__Records for this task__:

===============

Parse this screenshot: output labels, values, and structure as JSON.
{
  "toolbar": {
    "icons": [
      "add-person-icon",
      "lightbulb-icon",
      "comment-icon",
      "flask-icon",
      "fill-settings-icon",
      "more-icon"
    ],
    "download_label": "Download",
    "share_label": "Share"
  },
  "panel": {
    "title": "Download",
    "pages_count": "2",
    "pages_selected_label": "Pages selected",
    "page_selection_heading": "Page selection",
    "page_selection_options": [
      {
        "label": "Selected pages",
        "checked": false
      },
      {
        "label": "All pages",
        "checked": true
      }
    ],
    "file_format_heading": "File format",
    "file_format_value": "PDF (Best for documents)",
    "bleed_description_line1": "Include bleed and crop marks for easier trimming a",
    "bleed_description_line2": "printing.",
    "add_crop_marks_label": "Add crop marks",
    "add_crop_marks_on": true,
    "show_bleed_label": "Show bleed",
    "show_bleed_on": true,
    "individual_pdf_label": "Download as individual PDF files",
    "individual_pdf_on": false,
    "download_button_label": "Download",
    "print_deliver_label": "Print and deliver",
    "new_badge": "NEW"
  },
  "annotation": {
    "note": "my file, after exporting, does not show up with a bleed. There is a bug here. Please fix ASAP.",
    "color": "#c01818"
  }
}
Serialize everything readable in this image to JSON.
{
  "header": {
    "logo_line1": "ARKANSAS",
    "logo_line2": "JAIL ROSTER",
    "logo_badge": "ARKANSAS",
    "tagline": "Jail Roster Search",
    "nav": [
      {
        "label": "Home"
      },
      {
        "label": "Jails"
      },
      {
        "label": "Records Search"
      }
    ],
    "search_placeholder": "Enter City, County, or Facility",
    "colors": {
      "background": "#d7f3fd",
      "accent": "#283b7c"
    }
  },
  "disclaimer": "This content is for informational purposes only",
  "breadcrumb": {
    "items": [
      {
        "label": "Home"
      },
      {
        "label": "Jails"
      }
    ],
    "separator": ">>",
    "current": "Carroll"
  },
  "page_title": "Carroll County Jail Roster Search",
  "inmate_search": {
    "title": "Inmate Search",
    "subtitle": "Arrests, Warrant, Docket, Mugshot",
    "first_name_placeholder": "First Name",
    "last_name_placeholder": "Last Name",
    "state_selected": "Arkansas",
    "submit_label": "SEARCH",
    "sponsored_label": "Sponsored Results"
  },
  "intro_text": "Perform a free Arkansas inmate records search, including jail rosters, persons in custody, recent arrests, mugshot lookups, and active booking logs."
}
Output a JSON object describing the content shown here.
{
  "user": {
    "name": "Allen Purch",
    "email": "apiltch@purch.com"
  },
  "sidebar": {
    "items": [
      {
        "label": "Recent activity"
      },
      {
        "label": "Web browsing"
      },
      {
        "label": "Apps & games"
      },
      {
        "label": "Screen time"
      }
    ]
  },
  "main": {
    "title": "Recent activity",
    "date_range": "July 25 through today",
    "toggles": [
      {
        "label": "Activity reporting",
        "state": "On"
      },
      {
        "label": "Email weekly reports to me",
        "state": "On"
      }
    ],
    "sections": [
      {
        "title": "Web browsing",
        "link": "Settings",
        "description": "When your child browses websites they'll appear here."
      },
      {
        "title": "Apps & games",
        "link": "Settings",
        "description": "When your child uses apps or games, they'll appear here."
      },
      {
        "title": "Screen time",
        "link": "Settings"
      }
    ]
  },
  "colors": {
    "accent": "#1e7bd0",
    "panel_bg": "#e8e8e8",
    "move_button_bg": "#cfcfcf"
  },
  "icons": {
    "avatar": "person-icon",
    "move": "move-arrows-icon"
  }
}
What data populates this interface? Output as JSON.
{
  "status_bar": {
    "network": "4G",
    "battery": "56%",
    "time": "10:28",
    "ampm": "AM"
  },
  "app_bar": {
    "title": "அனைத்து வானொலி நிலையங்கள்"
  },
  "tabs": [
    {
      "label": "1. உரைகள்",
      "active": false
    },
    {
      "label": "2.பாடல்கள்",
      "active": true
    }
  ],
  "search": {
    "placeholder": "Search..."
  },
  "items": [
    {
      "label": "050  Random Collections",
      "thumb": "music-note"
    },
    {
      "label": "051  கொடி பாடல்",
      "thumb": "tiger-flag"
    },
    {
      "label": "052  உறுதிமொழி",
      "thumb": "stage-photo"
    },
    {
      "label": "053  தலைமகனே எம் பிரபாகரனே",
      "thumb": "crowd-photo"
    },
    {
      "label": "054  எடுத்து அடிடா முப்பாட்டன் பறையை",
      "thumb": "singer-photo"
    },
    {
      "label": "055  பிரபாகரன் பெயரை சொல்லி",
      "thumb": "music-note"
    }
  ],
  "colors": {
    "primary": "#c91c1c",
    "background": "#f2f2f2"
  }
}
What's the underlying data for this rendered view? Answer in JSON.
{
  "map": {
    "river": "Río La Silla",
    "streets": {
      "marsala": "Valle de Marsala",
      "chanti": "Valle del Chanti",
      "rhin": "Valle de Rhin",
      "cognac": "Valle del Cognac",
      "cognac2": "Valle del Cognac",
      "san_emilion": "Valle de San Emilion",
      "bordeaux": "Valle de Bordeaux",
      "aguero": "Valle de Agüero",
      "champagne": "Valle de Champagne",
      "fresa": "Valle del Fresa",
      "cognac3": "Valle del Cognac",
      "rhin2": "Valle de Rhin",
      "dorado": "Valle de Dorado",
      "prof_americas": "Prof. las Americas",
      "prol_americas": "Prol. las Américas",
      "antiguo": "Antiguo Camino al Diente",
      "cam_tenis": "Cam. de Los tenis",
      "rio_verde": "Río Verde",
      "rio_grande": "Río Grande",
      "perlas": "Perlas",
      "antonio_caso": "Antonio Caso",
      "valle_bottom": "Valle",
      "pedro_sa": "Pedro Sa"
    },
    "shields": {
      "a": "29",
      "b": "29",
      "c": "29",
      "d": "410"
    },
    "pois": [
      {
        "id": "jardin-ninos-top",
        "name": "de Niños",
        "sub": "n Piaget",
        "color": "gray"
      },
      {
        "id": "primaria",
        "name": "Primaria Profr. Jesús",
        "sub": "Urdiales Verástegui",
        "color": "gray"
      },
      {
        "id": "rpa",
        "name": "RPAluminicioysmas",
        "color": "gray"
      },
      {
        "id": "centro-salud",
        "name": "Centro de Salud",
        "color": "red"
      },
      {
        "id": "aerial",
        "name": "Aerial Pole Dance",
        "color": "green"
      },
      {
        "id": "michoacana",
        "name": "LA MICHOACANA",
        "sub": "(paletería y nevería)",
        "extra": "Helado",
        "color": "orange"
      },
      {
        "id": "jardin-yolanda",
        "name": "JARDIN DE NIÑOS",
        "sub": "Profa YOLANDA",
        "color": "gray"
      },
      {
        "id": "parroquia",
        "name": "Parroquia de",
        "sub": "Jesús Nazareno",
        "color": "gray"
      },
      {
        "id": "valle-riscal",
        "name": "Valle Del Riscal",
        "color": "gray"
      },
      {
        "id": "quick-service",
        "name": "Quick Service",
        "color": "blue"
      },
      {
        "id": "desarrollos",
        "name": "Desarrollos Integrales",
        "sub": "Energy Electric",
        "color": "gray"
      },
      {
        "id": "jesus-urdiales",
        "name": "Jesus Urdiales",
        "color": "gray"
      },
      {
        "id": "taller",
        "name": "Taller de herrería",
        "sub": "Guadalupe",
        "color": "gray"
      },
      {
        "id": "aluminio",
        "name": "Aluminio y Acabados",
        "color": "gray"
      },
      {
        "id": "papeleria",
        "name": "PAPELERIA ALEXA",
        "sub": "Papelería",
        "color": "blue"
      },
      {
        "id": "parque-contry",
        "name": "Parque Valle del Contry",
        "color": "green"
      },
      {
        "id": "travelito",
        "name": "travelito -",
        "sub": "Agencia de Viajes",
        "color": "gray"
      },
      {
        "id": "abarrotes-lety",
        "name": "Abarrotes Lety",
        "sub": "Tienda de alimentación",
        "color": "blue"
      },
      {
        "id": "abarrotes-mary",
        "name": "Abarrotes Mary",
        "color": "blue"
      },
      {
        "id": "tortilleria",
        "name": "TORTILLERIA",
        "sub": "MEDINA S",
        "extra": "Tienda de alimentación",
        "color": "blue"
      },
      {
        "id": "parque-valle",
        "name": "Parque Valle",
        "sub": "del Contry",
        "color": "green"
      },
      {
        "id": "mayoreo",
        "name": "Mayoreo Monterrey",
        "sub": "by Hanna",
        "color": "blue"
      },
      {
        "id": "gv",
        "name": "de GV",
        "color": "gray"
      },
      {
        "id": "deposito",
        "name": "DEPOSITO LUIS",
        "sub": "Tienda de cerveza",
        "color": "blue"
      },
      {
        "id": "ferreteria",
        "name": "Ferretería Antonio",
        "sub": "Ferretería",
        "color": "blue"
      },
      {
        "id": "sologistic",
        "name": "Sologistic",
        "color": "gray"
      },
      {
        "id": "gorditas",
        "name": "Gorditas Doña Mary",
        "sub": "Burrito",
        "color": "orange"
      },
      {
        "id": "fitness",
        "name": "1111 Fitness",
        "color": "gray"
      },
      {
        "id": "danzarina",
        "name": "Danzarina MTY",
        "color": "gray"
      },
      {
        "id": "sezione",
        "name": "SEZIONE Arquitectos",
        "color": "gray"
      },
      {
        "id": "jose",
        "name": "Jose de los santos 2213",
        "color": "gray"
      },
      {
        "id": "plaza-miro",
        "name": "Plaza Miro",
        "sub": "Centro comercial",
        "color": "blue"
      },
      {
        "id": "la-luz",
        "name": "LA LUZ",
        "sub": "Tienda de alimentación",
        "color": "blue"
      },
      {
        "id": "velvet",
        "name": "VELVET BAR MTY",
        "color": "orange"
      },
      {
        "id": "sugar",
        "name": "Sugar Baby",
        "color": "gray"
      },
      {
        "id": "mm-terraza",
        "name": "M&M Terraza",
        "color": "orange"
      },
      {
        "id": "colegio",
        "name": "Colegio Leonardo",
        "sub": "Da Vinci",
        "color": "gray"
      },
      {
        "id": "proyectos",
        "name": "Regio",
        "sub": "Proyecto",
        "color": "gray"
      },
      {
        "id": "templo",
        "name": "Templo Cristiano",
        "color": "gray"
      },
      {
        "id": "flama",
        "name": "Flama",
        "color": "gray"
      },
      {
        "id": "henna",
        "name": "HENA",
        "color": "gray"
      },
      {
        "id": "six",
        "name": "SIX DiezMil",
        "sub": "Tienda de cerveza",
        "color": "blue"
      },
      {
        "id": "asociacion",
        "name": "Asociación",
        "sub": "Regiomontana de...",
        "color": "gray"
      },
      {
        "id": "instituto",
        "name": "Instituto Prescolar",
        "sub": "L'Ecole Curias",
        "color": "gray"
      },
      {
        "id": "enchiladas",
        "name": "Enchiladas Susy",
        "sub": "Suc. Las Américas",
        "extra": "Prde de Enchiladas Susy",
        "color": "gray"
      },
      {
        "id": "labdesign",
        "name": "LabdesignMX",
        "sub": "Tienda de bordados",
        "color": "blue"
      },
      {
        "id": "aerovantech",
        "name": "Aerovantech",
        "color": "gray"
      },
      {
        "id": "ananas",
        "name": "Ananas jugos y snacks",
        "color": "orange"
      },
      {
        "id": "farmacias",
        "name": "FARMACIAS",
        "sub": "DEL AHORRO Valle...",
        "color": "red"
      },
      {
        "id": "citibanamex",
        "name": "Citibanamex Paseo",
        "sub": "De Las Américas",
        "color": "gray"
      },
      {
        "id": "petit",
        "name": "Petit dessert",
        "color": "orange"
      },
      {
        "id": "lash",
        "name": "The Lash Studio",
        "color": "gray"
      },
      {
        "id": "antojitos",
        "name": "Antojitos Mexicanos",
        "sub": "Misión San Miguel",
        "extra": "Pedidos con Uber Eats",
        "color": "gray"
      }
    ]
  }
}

===============

__Goal__: List every line in the records above that contains the word "data".

__Answer to the exercise__:
What data populates this interface? Output as JSON.
What's the underlying data for this rendered view? Answer in JSON.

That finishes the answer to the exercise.